▸ To be done: Using the entries that follow, state how many lines contain the word "Herkunft". The response is that number and nothing more.

▸ Input data:
※ ※ ※
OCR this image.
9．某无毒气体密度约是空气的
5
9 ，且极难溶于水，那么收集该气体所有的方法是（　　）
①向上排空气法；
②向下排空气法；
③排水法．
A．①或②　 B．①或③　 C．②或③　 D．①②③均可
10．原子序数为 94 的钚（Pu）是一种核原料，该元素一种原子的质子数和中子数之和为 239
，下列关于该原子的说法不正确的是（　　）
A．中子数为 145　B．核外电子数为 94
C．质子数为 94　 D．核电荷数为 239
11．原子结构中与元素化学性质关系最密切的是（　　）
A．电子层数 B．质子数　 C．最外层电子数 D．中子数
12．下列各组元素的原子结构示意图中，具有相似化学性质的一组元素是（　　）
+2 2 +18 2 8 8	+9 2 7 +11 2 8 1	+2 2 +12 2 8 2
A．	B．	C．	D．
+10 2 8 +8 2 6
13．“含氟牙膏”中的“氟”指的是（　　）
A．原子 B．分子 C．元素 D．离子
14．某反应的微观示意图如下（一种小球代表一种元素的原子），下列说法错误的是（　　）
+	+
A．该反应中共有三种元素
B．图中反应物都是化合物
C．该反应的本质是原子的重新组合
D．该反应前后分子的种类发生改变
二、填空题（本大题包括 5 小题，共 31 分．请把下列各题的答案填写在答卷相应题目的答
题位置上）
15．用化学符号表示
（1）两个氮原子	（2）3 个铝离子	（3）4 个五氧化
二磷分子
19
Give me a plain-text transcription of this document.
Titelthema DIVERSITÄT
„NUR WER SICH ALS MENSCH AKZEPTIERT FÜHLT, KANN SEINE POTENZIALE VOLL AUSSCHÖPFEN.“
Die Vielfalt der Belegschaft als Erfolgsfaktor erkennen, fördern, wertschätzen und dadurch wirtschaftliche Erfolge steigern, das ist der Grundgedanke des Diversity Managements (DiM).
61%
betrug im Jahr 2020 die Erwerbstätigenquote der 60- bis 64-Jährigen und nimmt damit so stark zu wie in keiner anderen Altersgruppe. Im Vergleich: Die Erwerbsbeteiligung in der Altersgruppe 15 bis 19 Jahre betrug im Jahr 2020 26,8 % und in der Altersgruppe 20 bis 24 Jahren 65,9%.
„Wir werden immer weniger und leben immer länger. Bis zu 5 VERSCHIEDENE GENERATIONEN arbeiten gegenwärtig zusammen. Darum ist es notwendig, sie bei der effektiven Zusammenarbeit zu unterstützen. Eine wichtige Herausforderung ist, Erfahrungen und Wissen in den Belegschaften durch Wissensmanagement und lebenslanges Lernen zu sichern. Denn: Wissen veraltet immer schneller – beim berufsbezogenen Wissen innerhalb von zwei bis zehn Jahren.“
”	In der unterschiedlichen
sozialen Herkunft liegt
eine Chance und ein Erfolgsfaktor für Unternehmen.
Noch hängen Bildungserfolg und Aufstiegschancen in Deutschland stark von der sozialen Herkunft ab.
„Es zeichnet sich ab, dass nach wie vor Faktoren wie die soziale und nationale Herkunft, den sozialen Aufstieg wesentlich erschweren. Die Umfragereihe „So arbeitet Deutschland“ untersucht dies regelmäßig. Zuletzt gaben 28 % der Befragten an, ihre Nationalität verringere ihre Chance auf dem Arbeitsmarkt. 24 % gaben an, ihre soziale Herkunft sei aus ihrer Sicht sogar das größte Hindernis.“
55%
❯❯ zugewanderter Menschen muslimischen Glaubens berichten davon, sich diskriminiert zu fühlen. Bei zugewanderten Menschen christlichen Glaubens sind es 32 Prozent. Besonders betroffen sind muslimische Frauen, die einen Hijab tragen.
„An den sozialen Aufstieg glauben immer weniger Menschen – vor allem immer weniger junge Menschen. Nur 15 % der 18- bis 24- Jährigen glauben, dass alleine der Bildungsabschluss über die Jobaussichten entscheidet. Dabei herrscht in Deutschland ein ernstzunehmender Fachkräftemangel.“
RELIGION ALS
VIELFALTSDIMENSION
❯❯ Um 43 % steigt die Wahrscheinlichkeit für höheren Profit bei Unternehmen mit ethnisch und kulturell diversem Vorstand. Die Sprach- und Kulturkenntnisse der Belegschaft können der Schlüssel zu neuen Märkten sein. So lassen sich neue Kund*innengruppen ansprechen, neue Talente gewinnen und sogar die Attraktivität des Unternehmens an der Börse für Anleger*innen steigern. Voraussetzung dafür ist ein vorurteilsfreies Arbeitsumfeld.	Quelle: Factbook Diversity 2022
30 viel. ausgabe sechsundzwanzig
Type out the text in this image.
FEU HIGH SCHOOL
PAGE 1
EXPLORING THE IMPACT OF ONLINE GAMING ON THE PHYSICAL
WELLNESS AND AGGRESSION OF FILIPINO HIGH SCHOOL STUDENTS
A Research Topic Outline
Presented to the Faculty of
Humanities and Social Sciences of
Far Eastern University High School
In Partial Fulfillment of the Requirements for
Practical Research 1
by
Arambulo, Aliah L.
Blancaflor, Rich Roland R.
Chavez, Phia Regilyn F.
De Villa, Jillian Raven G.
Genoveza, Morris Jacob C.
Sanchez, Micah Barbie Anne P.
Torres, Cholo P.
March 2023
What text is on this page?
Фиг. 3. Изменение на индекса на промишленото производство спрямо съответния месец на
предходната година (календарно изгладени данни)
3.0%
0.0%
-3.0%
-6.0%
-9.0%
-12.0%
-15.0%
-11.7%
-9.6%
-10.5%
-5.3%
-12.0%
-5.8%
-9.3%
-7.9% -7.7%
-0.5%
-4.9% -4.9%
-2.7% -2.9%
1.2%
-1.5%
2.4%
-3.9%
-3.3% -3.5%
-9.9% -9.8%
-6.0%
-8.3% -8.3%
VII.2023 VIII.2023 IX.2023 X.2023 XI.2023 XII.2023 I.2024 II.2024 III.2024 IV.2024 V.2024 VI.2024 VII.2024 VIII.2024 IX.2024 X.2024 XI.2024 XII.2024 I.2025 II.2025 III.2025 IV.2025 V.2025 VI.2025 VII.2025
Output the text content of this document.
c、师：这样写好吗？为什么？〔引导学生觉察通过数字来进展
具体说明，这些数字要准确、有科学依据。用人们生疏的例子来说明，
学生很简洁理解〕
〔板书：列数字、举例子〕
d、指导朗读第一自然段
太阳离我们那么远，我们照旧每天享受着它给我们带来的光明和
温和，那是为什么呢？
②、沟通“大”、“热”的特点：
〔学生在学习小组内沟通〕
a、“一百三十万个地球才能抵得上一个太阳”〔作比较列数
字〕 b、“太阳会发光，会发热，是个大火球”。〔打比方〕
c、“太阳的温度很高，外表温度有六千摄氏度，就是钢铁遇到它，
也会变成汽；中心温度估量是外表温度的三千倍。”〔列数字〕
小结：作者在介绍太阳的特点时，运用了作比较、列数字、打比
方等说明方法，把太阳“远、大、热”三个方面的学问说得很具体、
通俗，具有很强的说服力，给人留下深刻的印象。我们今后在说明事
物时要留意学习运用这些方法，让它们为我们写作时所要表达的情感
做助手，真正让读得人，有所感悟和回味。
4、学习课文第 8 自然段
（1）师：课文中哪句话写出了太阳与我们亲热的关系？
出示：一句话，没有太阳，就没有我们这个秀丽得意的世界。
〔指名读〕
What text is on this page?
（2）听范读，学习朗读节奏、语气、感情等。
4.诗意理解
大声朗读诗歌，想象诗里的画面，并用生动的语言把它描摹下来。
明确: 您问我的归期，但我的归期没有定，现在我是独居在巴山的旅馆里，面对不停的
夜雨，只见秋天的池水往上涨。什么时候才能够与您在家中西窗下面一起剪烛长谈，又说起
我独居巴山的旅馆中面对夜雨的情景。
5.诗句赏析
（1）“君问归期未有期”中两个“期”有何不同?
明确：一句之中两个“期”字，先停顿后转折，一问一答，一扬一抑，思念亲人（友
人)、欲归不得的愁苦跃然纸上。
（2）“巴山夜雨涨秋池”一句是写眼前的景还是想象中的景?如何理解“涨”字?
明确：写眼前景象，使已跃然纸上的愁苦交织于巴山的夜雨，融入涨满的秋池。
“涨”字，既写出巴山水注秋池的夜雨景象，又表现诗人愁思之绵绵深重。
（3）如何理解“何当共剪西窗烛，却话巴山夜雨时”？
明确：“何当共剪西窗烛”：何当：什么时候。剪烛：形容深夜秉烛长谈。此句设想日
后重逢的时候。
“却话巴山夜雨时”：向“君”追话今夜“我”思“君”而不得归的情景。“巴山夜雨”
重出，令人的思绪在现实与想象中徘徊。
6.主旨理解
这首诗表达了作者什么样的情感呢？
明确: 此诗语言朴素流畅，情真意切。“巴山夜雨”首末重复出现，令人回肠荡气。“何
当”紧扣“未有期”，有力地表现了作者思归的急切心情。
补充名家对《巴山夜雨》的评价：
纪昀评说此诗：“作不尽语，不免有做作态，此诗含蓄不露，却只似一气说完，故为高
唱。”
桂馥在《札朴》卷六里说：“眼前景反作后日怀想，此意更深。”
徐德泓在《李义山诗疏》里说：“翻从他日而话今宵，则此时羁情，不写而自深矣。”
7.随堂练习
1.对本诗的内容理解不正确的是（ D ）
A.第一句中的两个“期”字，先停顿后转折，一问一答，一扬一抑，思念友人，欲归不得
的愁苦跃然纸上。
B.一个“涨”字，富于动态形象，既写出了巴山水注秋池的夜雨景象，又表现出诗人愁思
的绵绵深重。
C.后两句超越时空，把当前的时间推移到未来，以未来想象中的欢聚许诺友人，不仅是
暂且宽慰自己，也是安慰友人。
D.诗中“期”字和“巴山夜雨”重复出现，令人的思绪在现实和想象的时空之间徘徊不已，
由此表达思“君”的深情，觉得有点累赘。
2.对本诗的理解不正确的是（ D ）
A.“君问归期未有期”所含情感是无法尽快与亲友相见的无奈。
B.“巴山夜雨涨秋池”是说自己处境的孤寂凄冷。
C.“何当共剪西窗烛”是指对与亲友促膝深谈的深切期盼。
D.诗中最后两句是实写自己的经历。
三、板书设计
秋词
※ ※ ※
▸ In response: 3